What the exercise asks: Only the number is wanted: how many lines of these entries contain the word "JSON"?

Stored entries
++++++

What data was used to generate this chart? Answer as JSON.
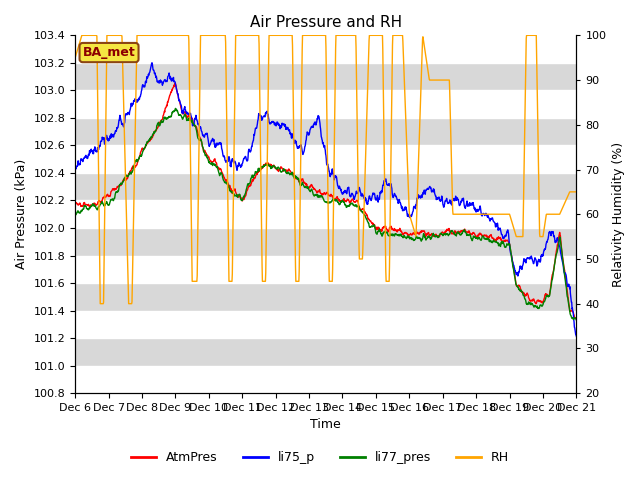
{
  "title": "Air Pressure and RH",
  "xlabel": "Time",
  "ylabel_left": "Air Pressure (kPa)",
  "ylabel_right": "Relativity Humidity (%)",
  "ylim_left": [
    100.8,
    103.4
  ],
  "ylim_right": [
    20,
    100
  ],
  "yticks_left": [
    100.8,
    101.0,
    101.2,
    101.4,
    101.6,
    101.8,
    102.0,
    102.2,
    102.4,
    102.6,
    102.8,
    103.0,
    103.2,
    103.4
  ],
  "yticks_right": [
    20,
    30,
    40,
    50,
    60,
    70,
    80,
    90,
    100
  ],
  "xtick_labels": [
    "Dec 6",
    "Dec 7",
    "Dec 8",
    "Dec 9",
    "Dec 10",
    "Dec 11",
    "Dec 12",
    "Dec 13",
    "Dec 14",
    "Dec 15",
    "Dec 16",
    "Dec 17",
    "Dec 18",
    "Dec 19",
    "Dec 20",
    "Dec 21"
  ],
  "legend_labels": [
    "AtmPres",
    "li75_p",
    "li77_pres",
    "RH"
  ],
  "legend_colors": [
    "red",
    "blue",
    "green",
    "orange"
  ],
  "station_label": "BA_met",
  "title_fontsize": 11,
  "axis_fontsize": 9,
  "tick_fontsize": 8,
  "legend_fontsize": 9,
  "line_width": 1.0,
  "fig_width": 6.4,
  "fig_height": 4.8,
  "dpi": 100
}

++++++

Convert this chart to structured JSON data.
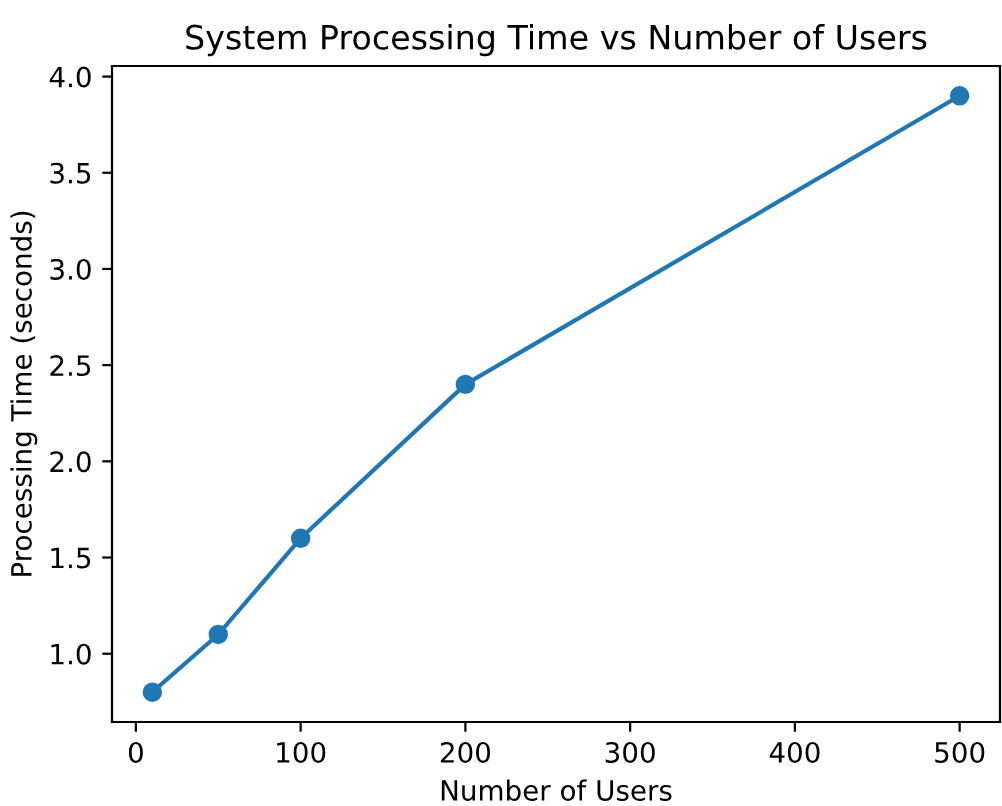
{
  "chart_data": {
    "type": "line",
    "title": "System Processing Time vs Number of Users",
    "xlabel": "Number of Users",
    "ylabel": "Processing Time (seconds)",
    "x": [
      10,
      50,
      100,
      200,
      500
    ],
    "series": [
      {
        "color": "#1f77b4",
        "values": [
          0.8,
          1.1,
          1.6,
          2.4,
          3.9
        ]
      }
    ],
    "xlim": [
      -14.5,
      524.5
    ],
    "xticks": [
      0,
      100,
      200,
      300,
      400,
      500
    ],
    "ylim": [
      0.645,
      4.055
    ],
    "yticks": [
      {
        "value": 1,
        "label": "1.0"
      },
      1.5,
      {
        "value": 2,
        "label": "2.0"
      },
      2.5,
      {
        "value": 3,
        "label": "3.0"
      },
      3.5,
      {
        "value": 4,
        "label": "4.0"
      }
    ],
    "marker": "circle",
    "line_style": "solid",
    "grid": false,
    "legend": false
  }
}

++++++

Full solution: 2